* Your task
Without the pictures, write out all the lines below exactly as they appear.

* Provided data

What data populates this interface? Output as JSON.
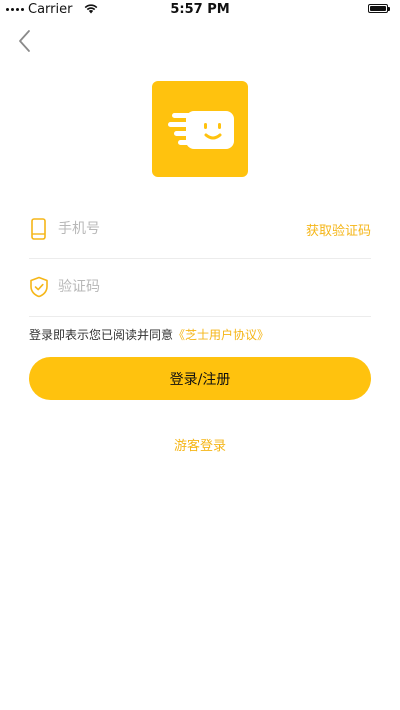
{
  "status_bar": {
    "carrier": "Carrier",
    "time": "5:57 PM"
  },
  "login": {
    "phone_placeholder": "手机号",
    "get_code_label": "获取验证码",
    "code_placeholder": "验证码",
    "agreement_text": "登录即表示您已阅读并同意",
    "agreement_link": "《芝士用户协议》",
    "submit_label": "登录/注册",
    "guest_label": "游客登录"
  },
  "icons": {
    "back": "chevron-left-icon",
    "logo": "smiling-card-logo",
    "phone": "phone-icon",
    "code": "shield-check-icon"
  },
  "colors": {
    "accent": "#FFC20E",
    "link": "#F5B618",
    "placeholder": "#B8B8B8",
    "divider": "#ECECEC"
  }
}
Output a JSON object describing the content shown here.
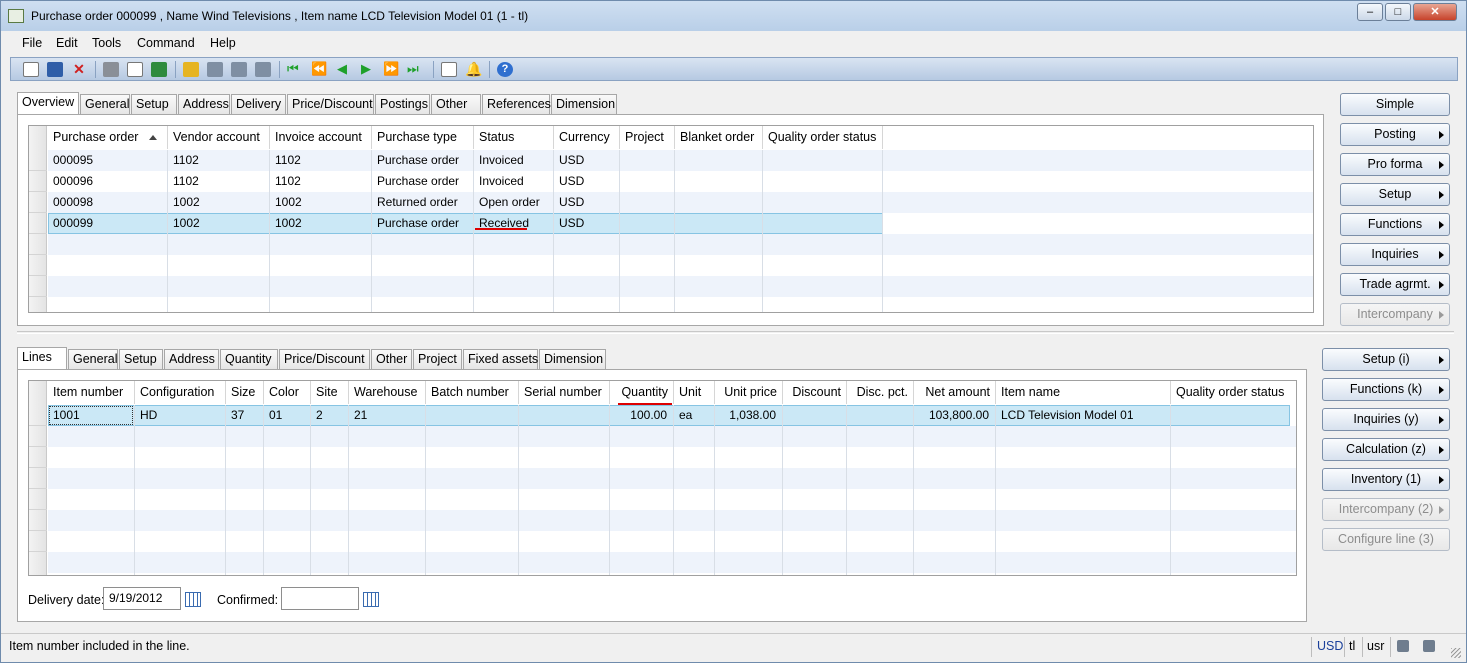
{
  "window": {
    "title": "Purchase order 000099 , Name Wind Televisions , Item name LCD Television Model 01 (1 - tl)"
  },
  "menu": [
    "File",
    "Edit",
    "Tools",
    "Command",
    "Help"
  ],
  "header_tabs": [
    "Overview",
    "General",
    "Setup",
    "Address",
    "Delivery",
    "Price/Discount",
    "Postings",
    "Other",
    "References",
    "Dimension"
  ],
  "header_grid": {
    "columns": [
      "Purchase order",
      "Vendor account",
      "Invoice account",
      "Purchase type",
      "Status",
      "Currency",
      "Project",
      "Blanket order",
      "Quality order status"
    ],
    "rows": [
      [
        "000095",
        "1102",
        "1102",
        "Purchase order",
        "Invoiced",
        "USD",
        "",
        "",
        ""
      ],
      [
        "000096",
        "1102",
        "1102",
        "Purchase order",
        "Invoiced",
        "USD",
        "",
        "",
        ""
      ],
      [
        "000098",
        "1002",
        "1002",
        "Returned order",
        "Open order",
        "USD",
        "",
        "",
        ""
      ],
      [
        "000099",
        "1002",
        "1002",
        "Purchase order",
        "Received",
        "USD",
        "",
        "",
        ""
      ]
    ]
  },
  "header_buttons": [
    {
      "label": "Simple",
      "enabled": true,
      "menu": false
    },
    {
      "label": "Posting",
      "enabled": true,
      "menu": true
    },
    {
      "label": "Pro forma",
      "enabled": true,
      "menu": true
    },
    {
      "label": "Setup",
      "enabled": true,
      "menu": true
    },
    {
      "label": "Functions",
      "enabled": true,
      "menu": true
    },
    {
      "label": "Inquiries",
      "enabled": true,
      "menu": true
    },
    {
      "label": "Trade agrmt.",
      "enabled": true,
      "menu": true
    },
    {
      "label": "Intercompany",
      "enabled": false,
      "menu": true
    }
  ],
  "lines_tabs": [
    "Lines",
    "General",
    "Setup",
    "Address",
    "Quantity",
    "Price/Discount",
    "Other",
    "Project",
    "Fixed assets",
    "Dimension"
  ],
  "lines_grid": {
    "columns": [
      "Item number",
      "Configuration",
      "Size",
      "Color",
      "Site",
      "Warehouse",
      "Batch number",
      "Serial number",
      "Quantity",
      "Unit",
      "Unit price",
      "Discount",
      "Disc. pct.",
      "Net amount",
      "Item name",
      "Quality order status"
    ],
    "rows": [
      [
        "1001",
        "HD",
        "37",
        "01",
        "2",
        "21",
        "",
        "",
        "100.00",
        "ea",
        "1,038.00",
        "",
        "",
        "103,800.00",
        "LCD Television Model 01",
        ""
      ]
    ]
  },
  "lines_buttons": [
    {
      "label": "Setup (i)",
      "enabled": true
    },
    {
      "label": "Functions (k)",
      "enabled": true
    },
    {
      "label": "Inquiries (y)",
      "enabled": true
    },
    {
      "label": "Calculation (z)",
      "enabled": true
    },
    {
      "label": "Inventory (1)",
      "enabled": true
    },
    {
      "label": "Intercompany (2)",
      "enabled": false
    },
    {
      "label": "Configure line (3)",
      "enabled": false
    }
  ],
  "delivery": {
    "date_label": "Delivery date:",
    "date_value": "9/19/2012",
    "confirmed_label": "Confirmed:",
    "confirmed_value": ""
  },
  "status": {
    "message": "Item number included in the line.",
    "currency": "USD",
    "company": "tl",
    "layer": "usr"
  }
}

* Exercise solution
What data populates this interface? Output as JSON.
{
  "status_bar": {
    "carrier": "Carrier",
    "time": "5:57 PM"
  },
  "login": {
    "phone_placeholder": "手机号",
    "get_code_label": "获取验证码",
    "code_placeholder": "验证码",
    "agreement_text": "登录即表示您已阅读并同意",
    "agreement_link": "《芝士用户协议》",
    "submit_label": "登录/注册",
    "guest_label": "游客登录"
  },
  "icons": {
    "back": "chevron-left-icon",
    "logo": "smiling-card-logo",
    "phone": "phone-icon",
    "code": "shield-check-icon"
  },
  "colors": {
    "accent": "#FFC20E",
    "link": "#F5B618",
    "placeholder": "#B8B8B8",
    "divider": "#ECECEC"
  }
}
Output a JSON object describing the content shown here.
{
  "window": {
    "title": "Purchase order 000099 , Name Wind Televisions , Item name LCD Television Model 01 (1 - tl)"
  },
  "menu": [
    "File",
    "Edit",
    "Tools",
    "Command",
    "Help"
  ],
  "header_tabs": [
    "Overview",
    "General",
    "Setup",
    "Address",
    "Delivery",
    "Price/Discount",
    "Postings",
    "Other",
    "References",
    "Dimension"
  ],
  "header_grid": {
    "columns": [
      "Purchase order",
      "Vendor account",
      "Invoice account",
      "Purchase type",
      "Status",
      "Currency",
      "Project",
      "Blanket order",
      "Quality order status"
    ],
    "rows": [
      [
        "000095",
        "1102",
        "1102",
        "Purchase order",
        "Invoiced",
        "USD",
        "",
        "",
        ""
      ],
      [
        "000096",
        "1102",
        "1102",
        "Purchase order",
        "Invoiced",
        "USD",
        "",
        "",
        ""
      ],
      [
        "000098",
        "1002",
        "1002",
        "Returned order",
        "Open order",
        "USD",
        "",
        "",
        ""
      ],
      [
        "000099",
        "1002",
        "1002",
        "Purchase order",
        "Received",
        "USD",
        "",
        "",
        ""
      ]
    ]
  },
  "header_buttons": [
    {
      "label": "Simple",
      "enabled": true,
      "menu": false
    },
    {
      "label": "Posting",
      "enabled": true,
      "menu": true
    },
    {
      "label": "Pro forma",
      "enabled": true,
      "menu": true
    },
    {
      "label": "Setup",
      "enabled": true,
      "menu": true
    },
    {
      "label": "Functions",
      "enabled": true,
      "menu": true
    },
    {
      "label": "Inquiries",
      "enabled": true,
      "menu": true
    },
    {
      "label": "Trade agrmt.",
      "enabled": true,
      "menu": true
    },
    {
      "label": "Intercompany",
      "enabled": false,
      "menu": true
    }
  ],
  "lines_tabs": [
    "Lines",
    "General",
    "Setup",
    "Address",
    "Quantity",
    "Price/Discount",
    "Other",
    "Project",
    "Fixed assets",
    "Dimension"
  ],
  "lines_grid": {
    "columns": [
      "Item number",
      "Configuration",
      "Size",
      "Color",
      "Site",
      "Warehouse",
      "Batch number",
      "Serial number",
      "Quantity",
      "Unit",
      "Unit price",
      "Discount",
      "Disc. pct.",
      "Net amount",
      "Item name",
      "Quality order status"
    ],
    "rows": [
      [
        "1001",
        "HD",
        "37",
        "01",
        "2",
        "21",
        "",
        "",
        "100.00",
        "ea",
        "1,038.00",
        "",
        "",
        "103,800.00",
        "LCD Television Model 01",
        ""
      ]
    ]
  },
  "lines_buttons": [
    {
      "label": "Setup (i)",
      "enabled": true
    },
    {
      "label": "Functions (k)",
      "enabled": true
    },
    {
      "label": "Inquiries (y)",
      "enabled": true
    },
    {
      "label": "Calculation (z)",
      "enabled": true
    },
    {
      "label": "Inventory (1)",
      "enabled": true
    },
    {
      "label": "Intercompany (2)",
      "enabled": false
    },
    {
      "label": "Configure line (3)",
      "enabled": false
    }
  ],
  "delivery": {
    "date_label": "Delivery date:",
    "date_value": "9/19/2012",
    "confirmed_label": "Confirmed:",
    "confirmed_value": ""
  },
  "status": {
    "message": "Item number included in the line.",
    "currency": "USD",
    "company": "tl",
    "layer": "usr"
  }
}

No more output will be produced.